● Input
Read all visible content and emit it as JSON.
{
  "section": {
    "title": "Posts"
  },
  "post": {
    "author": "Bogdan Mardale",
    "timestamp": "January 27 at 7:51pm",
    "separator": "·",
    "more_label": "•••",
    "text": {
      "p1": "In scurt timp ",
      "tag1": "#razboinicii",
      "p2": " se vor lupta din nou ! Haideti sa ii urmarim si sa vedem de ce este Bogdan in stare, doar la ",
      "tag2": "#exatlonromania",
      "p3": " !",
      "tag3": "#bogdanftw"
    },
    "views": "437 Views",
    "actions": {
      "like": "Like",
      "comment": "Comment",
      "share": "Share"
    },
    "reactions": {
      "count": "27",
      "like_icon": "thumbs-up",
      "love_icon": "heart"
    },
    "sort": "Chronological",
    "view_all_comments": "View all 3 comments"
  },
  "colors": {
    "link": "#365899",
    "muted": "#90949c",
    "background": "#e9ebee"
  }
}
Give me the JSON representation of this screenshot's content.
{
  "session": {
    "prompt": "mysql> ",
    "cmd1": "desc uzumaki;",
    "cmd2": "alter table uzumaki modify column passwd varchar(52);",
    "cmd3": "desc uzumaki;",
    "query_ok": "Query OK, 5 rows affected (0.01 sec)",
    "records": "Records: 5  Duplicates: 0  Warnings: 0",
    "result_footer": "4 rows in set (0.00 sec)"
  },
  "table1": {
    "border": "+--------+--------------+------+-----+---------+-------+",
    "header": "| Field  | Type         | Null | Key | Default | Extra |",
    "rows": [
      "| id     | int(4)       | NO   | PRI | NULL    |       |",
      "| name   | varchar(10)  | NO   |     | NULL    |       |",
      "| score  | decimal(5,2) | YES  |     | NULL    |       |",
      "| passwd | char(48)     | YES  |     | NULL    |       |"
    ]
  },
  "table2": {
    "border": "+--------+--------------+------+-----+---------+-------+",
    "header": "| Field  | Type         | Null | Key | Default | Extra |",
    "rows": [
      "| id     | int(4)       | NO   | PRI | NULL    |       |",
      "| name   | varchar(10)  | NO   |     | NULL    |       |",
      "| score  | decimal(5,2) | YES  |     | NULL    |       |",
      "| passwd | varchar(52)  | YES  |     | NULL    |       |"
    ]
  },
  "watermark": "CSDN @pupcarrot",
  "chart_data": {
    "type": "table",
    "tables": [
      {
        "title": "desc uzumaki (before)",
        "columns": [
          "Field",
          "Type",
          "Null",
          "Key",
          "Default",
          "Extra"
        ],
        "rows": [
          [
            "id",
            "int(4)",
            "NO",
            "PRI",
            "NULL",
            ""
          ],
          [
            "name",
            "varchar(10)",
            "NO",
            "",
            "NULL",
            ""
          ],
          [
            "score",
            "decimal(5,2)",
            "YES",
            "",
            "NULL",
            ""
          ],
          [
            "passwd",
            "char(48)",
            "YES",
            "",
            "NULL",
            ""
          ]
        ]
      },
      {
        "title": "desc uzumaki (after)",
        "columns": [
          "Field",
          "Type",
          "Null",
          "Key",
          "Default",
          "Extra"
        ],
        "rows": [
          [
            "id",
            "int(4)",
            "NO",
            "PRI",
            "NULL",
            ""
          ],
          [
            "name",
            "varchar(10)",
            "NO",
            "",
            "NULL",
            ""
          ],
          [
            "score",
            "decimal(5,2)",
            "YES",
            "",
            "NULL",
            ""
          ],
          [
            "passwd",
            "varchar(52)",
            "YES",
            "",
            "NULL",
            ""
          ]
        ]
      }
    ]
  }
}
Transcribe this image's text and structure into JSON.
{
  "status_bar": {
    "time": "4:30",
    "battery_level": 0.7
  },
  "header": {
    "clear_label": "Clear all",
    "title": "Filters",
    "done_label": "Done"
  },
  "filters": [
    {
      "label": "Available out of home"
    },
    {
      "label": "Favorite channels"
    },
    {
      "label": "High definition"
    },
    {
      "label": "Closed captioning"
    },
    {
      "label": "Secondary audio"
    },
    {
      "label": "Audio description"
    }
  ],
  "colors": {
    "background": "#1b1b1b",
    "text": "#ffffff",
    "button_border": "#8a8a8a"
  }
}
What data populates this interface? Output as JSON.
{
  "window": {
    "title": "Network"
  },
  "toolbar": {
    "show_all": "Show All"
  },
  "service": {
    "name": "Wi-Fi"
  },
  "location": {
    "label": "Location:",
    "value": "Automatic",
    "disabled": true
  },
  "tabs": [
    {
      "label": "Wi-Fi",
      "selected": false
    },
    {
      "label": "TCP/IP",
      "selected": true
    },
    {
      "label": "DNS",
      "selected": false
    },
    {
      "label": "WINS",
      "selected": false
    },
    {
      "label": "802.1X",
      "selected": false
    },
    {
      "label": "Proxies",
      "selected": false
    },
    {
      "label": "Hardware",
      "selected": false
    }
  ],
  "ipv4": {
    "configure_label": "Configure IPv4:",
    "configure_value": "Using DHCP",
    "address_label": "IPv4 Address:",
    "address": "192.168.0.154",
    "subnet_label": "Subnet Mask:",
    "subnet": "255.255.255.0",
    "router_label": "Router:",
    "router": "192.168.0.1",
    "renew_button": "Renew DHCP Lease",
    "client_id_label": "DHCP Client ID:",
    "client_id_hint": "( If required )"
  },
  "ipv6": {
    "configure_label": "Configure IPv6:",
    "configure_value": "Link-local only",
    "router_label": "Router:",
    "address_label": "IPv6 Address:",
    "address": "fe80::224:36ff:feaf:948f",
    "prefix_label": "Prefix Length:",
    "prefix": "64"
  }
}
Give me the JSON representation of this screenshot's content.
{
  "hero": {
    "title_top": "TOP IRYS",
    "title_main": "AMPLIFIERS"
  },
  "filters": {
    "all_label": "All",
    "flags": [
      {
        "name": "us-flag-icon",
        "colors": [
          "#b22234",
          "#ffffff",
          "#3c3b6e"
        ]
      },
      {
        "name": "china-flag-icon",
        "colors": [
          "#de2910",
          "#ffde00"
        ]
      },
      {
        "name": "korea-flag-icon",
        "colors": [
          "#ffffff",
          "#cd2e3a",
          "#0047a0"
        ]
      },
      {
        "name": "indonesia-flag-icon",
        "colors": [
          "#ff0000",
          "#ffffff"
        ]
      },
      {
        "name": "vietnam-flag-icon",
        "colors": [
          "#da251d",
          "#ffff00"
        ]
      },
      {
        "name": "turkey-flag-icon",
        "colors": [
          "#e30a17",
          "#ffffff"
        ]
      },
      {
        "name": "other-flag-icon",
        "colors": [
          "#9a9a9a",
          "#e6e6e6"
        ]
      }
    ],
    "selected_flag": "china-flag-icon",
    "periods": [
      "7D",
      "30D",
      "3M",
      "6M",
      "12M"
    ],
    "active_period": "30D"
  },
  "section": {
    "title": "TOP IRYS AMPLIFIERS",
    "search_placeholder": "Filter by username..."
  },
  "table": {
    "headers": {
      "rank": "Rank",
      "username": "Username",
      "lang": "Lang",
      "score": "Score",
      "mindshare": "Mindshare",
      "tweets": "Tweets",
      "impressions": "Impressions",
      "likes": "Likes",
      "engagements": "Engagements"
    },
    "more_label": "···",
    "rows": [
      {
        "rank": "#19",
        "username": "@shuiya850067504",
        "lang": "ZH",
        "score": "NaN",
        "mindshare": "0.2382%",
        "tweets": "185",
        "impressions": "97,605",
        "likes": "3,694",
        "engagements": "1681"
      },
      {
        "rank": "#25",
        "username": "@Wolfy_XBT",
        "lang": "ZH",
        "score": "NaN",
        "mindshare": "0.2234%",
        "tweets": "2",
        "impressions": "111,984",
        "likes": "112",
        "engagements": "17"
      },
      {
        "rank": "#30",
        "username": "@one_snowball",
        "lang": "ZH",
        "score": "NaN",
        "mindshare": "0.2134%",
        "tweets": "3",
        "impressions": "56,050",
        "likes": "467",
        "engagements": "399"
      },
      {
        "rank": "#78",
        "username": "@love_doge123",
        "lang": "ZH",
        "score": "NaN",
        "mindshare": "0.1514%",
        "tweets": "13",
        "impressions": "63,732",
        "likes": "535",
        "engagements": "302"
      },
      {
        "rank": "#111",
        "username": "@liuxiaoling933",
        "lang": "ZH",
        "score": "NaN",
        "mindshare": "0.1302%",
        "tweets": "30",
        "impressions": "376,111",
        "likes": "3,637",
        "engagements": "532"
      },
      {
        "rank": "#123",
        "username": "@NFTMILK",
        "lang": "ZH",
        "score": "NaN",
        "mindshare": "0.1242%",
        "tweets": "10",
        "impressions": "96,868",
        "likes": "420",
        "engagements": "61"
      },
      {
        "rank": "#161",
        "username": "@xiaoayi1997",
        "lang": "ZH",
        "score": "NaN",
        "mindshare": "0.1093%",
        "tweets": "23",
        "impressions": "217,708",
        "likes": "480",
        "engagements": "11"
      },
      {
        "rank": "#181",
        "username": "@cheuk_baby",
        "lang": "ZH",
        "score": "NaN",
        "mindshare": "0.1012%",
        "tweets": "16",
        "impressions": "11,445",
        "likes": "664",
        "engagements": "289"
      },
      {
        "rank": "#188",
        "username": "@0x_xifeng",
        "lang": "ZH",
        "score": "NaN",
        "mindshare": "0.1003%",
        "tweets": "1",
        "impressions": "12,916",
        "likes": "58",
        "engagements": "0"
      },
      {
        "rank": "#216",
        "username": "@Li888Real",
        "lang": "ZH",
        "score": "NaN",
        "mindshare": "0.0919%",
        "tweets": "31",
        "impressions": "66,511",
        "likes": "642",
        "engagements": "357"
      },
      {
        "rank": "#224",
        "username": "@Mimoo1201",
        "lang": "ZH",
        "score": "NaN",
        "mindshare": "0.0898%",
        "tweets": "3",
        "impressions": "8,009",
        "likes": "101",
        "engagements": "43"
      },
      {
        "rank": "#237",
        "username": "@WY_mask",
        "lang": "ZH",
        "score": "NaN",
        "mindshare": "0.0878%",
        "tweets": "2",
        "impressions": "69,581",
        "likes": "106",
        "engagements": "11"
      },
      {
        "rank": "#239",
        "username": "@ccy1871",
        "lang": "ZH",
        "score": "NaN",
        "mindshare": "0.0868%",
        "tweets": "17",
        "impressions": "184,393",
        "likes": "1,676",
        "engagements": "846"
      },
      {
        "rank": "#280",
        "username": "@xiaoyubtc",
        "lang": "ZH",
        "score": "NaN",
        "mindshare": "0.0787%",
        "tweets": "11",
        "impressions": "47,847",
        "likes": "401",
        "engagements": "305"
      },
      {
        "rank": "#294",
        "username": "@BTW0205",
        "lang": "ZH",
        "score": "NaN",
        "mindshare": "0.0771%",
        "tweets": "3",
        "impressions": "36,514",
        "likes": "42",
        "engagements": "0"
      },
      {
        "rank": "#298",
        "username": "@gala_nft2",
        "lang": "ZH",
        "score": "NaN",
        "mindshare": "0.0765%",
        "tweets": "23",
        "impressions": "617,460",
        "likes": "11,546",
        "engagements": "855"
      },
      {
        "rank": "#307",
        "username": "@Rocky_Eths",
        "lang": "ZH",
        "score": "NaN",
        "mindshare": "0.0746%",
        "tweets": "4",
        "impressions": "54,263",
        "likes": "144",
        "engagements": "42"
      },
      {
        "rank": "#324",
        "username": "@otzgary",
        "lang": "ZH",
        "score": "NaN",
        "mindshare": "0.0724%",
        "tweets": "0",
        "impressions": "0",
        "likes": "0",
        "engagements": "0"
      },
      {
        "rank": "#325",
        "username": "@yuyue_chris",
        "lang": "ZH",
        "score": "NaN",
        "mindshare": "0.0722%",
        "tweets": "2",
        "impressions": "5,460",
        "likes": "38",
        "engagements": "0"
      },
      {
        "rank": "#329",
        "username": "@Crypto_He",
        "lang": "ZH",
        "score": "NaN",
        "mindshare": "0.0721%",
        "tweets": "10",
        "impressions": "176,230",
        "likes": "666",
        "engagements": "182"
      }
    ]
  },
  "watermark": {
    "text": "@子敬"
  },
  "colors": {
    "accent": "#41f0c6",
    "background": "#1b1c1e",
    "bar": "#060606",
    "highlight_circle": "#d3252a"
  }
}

● Request
Report each line in the data that holds the word "uzumaki".

● The response
    "cmd1": "desc uzumaki;",
    "cmd2": "alter table uzumaki modify column passwd varchar(52);",
    "cmd3": "desc uzumaki;",
        "title": "desc uzumaki (before)",
        "title": "desc uzumaki (after)",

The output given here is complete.